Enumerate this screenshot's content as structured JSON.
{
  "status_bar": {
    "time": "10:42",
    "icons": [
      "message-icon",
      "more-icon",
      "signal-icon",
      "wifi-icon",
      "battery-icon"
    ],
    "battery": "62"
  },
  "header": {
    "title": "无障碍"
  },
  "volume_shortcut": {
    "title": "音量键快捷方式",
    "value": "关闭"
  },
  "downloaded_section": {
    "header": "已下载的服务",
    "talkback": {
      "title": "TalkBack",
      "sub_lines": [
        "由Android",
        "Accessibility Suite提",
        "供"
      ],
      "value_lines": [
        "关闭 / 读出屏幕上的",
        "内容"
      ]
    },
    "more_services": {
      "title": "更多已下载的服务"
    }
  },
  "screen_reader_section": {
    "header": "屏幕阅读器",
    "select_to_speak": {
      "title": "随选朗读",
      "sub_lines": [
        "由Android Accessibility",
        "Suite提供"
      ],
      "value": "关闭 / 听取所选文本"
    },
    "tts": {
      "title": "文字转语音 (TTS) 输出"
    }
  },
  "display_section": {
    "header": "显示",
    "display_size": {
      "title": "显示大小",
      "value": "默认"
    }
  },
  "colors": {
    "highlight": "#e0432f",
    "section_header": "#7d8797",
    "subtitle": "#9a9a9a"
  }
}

**********

WRITTEN TASK: Extract the full listing above without altering anything.

ANSWER TO THIS EXERCISE:
Enumerate this screenshot's content as structured JSON.
{
  "status_bar": {
    "time": "10:42",
    "icons": [
      "message-icon",
      "more-icon",
      "signal-icon",
      "wifi-icon",
      "battery-icon"
    ],
    "battery": "62"
  },
  "header": {
    "title": "无障碍"
  },
  "volume_shortcut": {
    "title": "音量键快捷方式",
    "value": "关闭"
  },
  "downloaded_section": {
    "header": "已下载的服务",
    "talkback": {
      "title": "TalkBack",
      "sub_lines": [
        "由Android",
        "Accessibility Suite提",
        "供"
      ],
      "value_lines": [
        "关闭 / 读出屏幕上的",
        "内容"
      ]
    },
    "more_services": {
      "title": "更多已下载的服务"
    }
  },
  "screen_reader_section": {
    "header": "屏幕阅读器",
    "select_to_speak": {
      "title": "随选朗读",
      "sub_lines": [
        "由Android Accessibility",
        "Suite提供"
      ],
      "value": "关闭 / 听取所选文本"
    },
    "tts": {
      "title": "文字转语音 (TTS) 输出"
    }
  },
  "display_section": {
    "header": "显示",
    "display_size": {
      "title": "显示大小",
      "value": "默认"
    }
  },
  "colors": {
    "highlight": "#e0432f",
    "section_header": "#7d8797",
    "subtitle": "#9a9a9a"
  }
}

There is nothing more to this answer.